Data extracted from a collection
----------

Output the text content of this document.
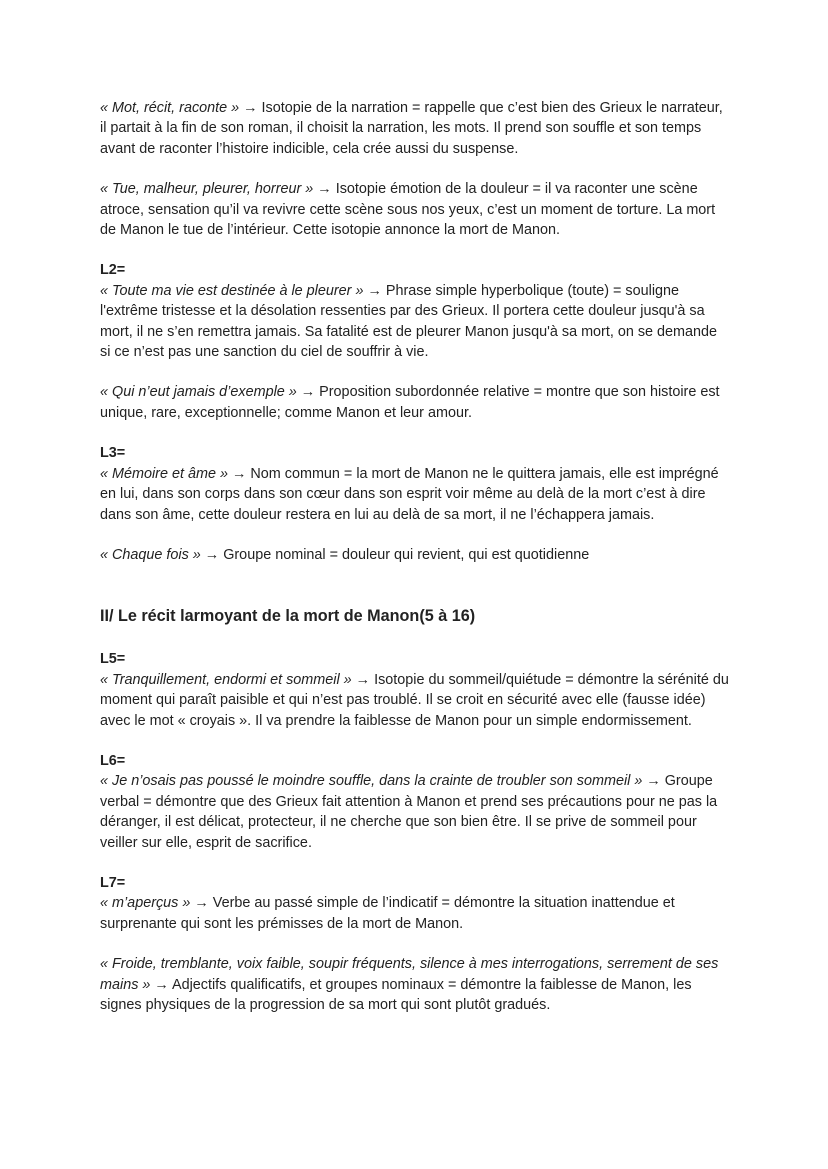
« Mot, récit, raconte » → Isotopie de la narration = rappelle que c’est bien des Grieux le narrateur, il partait à la fin de son roman, il choisit la narration, les mots. Il prend son souffle et son temps avant de raconter l’histoire indicible, cela crée aussi du suspense.

« Tue, malheur, pleurer, horreur » → Isotopie émotion de la douleur = il va raconter une scène atroce, sensation qu’il va revivre cette scène sous nos yeux, c’est un moment de torture. La mort de Manon le tue de l’intérieur. Cette isotopie annonce la mort de Manon.

L2=

« Toute ma vie est destinée à le pleurer » → Phrase simple hyperbolique (toute) = souligne l'extrême tristesse et la désolation ressenties par des Grieux. Il portera cette douleur jusqu'à sa mort, il ne s’en remettra jamais. Sa fatalité est de pleurer Manon jusqu'à sa mort, on se demande si ce n’est pas une sanction du ciel de souffrir à vie.

« Qui n’eut jamais d’exemple » → Proposition subordonnée relative = montre que son histoire est unique, rare, exceptionnelle; comme Manon et leur amour.

L3=

« Mémoire et âme » → Nom commun = la mort de Manon ne le quittera jamais, elle est imprégné en lui, dans son corps dans son cœur dans son esprit voir même au delà de la mort c’est à dire dans son âme, cette douleur restera en lui au delà de sa mort, il ne l’échappera jamais.

« Chaque fois » → Groupe nominal = douleur qui revient, qui est quotidienne

II/ Le récit larmoyant de la mort de Manon(5 à 16)

L5=

« Tranquillement, endormi et sommeil » → Isotopie du sommeil/quiétude = démontre la sérénité du moment qui paraît paisible et qui n’est pas troublé. Il se croit en sécurité avec elle (fausse idée) avec le mot « croyais ». Il va prendre la faiblesse de Manon pour un simple endormissement.

L6=

« Je n’osais pas poussé le moindre souffle, dans la crainte de troubler son sommeil » → Groupe verbal = démontre que des Grieux fait attention à Manon et prend ses précautions pour ne pas la déranger, il est délicat, protecteur, il ne cherche que son bien être. Il se prive de sommeil pour veiller sur elle, esprit de sacrifice.

L7=

« m’aperçus » → Verbe au passé simple de l’indicatif = démontre la situation inattendue et surprenante qui sont les prémisses de la mort de Manon.

« Froide, tremblante, voix faible, soupir fréquents, silence à mes interrogations, serrement de ses mains » → Adjectifs qualificatifs, et groupes nominaux = démontre la faiblesse de Manon, les signes physiques de la progression de sa mort qui sont plutôt gradués.
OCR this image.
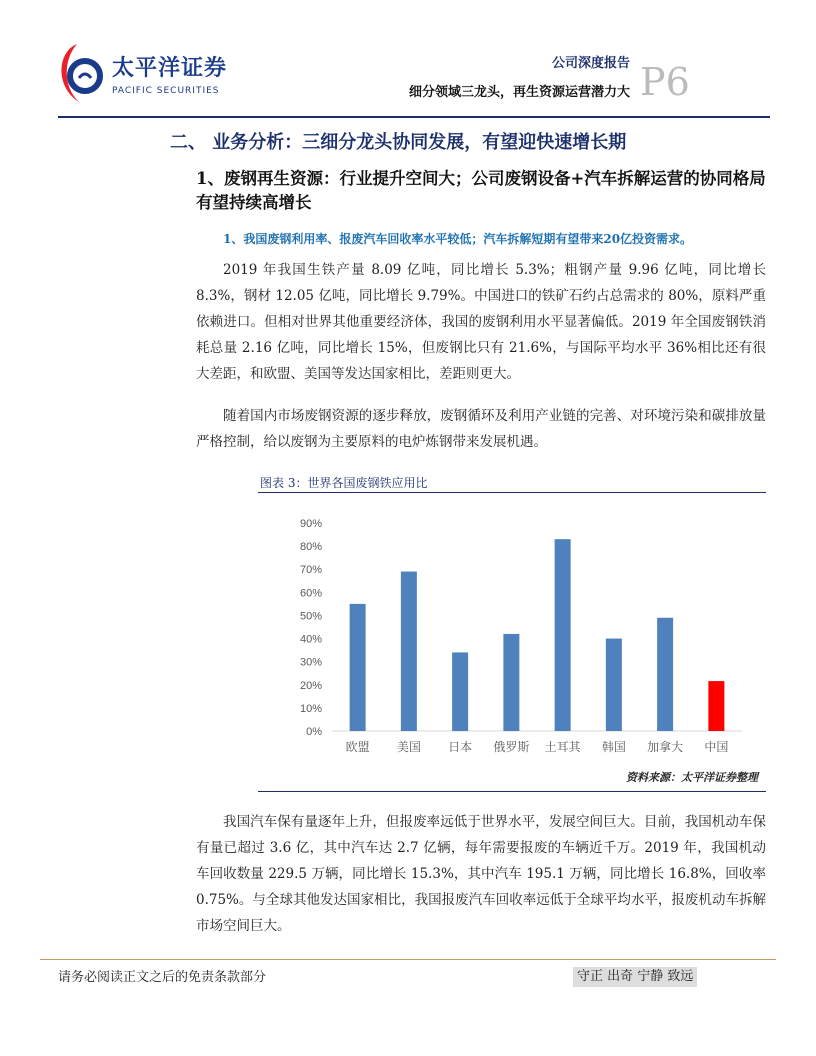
太平洋证券
PACIFIC SECURITIES
公司深度报告
细分领域三龙头，再生资源运营潜力大 P6
二、 业务分析：三细分龙头协同发展，有望迎快速增长期
1、废钢再生资源：行业提升空间大；公司废钢设备+汽车拆解运营的协同格局有望持续高增长
1、我国废钢利用率、报废汽车回收率水平较低；汽车拆解短期有望带来20亿投资需求。
2019 年我国生铁产量 8.09 亿吨，同比增长 5.3%；粗钢产量 9.96 亿吨，同比增长 8.3%，钢材 12.05 亿吨，同比增长 9.79%。中国进口的铁矿石约占总需求的 80%，原料严重依赖进口。但相对世界其他重要经济体，我国的废钢利用水平显著偏低。2019 年全国废钢铁消耗总量 2.16 亿吨，同比增长 15%，但废钢比只有 21.6%，与国际平均水平 36%相比还有很大差距，和欧盟、美国等发达国家相比，差距则更大。
随着国内市场废钢资源的逐步释放，废钢循环及利用产业链的完善、对环境污染和碳排放量严格控制，给以废钢为主要原料的电炉炼钢带来发展机遇。
图表 3：世界各国废钢铁应用比
0%
10%
20%
30%
40%
50%
60%
70%
80%
90%
欧盟 美国 日本 俄罗斯 土耳其 韩国 加拿大 中国
资料来源：太平洋证券整理
我国汽车保有量逐年上升，但报废率远低于世界水平，发展空间巨大。目前，我国机动车保有量已超过 3.6 亿，其中汽车达 2.7 亿辆，每年需要报废的车辆近千万。2019 年，我国机动车回收数量 229.5 万辆，同比增长 15.3%，其中汽车 195.1 万辆，同比增长 16.8%，回收率 0.75%。与全球其他发达国家相比，我国报废汽车回收率远低于全球平均水平，报废机动车拆解市场空间巨大。
请务必阅读正文之后的免责条款部分	守正 出奇 宁静 致远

----------

Required work: Retype all of the entries exactly as written, leaving out any images.

The response:
Output the text content of this document.
« Mot, récit, raconte » → Isotopie de la narration = rappelle que c’est bien des Grieux le narrateur, il partait à la fin de son roman, il choisit la narration, les mots. Il prend son souffle et son temps avant de raconter l’histoire indicible, cela crée aussi du suspense.

« Tue, malheur, pleurer, horreur » → Isotopie émotion de la douleur = il va raconter une scène atroce, sensation qu’il va revivre cette scène sous nos yeux, c’est un moment de torture. La mort de Manon le tue de l’intérieur. Cette isotopie annonce la mort de Manon.

L2=

« Toute ma vie est destinée à le pleurer » → Phrase simple hyperbolique (toute) = souligne l'extrême tristesse et la désolation ressenties par des Grieux. Il portera cette douleur jusqu'à sa mort, il ne s’en remettra jamais. Sa fatalité est de pleurer Manon jusqu'à sa mort, on se demande si ce n’est pas une sanction du ciel de souffrir à vie.

« Qui n’eut jamais d’exemple » → Proposition subordonnée relative = montre que son histoire est unique, rare, exceptionnelle; comme Manon et leur amour.

L3=

« Mémoire et âme » → Nom commun = la mort de Manon ne le quittera jamais, elle est imprégné en lui, dans son corps dans son cœur dans son esprit voir même au delà de la mort c’est à dire dans son âme, cette douleur restera en lui au delà de sa mort, il ne l’échappera jamais.

« Chaque fois » → Groupe nominal = douleur qui revient, qui est quotidienne

II/ Le récit larmoyant de la mort de Manon(5 à 16)

L5=

« Tranquillement, endormi et sommeil » → Isotopie du sommeil/quiétude = démontre la sérénité du moment qui paraît paisible et qui n’est pas troublé. Il se croit en sécurité avec elle (fausse idée) avec le mot « croyais ». Il va prendre la faiblesse de Manon pour un simple endormissement.

L6=

« Je n’osais pas poussé le moindre souffle, dans la crainte de troubler son sommeil » → Groupe verbal = démontre que des Grieux fait attention à Manon et prend ses précautions pour ne pas la déranger, il est délicat, protecteur, il ne cherche que son bien être. Il se prive de sommeil pour veiller sur elle, esprit de sacrifice.

L7=

« m’aperçus » → Verbe au passé simple de l’indicatif = démontre la situation inattendue et surprenante qui sont les prémisses de la mort de Manon.

« Froide, tremblante, voix faible, soupir fréquents, silence à mes interrogations, serrement de ses mains » → Adjectifs qualificatifs, et groupes nominaux = démontre la faiblesse de Manon, les signes physiques de la progression de sa mort qui sont plutôt gradués.
OCR this image.
太平洋证券
PACIFIC SECURITIES
公司深度报告
细分领域三龙头，再生资源运营潜力大 P6
二、 业务分析：三细分龙头协同发展，有望迎快速增长期
1、废钢再生资源：行业提升空间大；公司废钢设备+汽车拆解运营的协同格局有望持续高增长
1、我国废钢利用率、报废汽车回收率水平较低；汽车拆解短期有望带来20亿投资需求。
2019 年我国生铁产量 8.09 亿吨，同比增长 5.3%；粗钢产量 9.96 亿吨，同比增长 8.3%，钢材 12.05 亿吨，同比增长 9.79%。中国进口的铁矿石约占总需求的 80%，原料严重依赖进口。但相对世界其他重要经济体，我国的废钢利用水平显著偏低。2019 年全国废钢铁消耗总量 2.16 亿吨，同比增长 15%，但废钢比只有 21.6%，与国际平均水平 36%相比还有很大差距，和欧盟、美国等发达国家相比，差距则更大。
随着国内市场废钢资源的逐步释放，废钢循环及利用产业链的完善、对环境污染和碳排放量严格控制，给以废钢为主要原料的电炉炼钢带来发展机遇。
图表 3：世界各国废钢铁应用比
0%
10%
20%
30%
40%
50%
60%
70%
80%
90%
欧盟 美国 日本 俄罗斯 土耳其 韩国 加拿大 中国
资料来源：太平洋证券整理
我国汽车保有量逐年上升，但报废率远低于世界水平，发展空间巨大。目前，我国机动车保有量已超过 3.6 亿，其中汽车达 2.7 亿辆，每年需要报废的车辆近千万。2019 年，我国机动车回收数量 229.5 万辆，同比增长 15.3%，其中汽车 195.1 万辆，同比增长 16.8%，回收率 0.75%。与全球其他发达国家相比，我国报废汽车回收率远低于全球平均水平，报废机动车拆解市场空间巨大。
请务必阅读正文之后的免责条款部分	守正 出奇 宁静 致远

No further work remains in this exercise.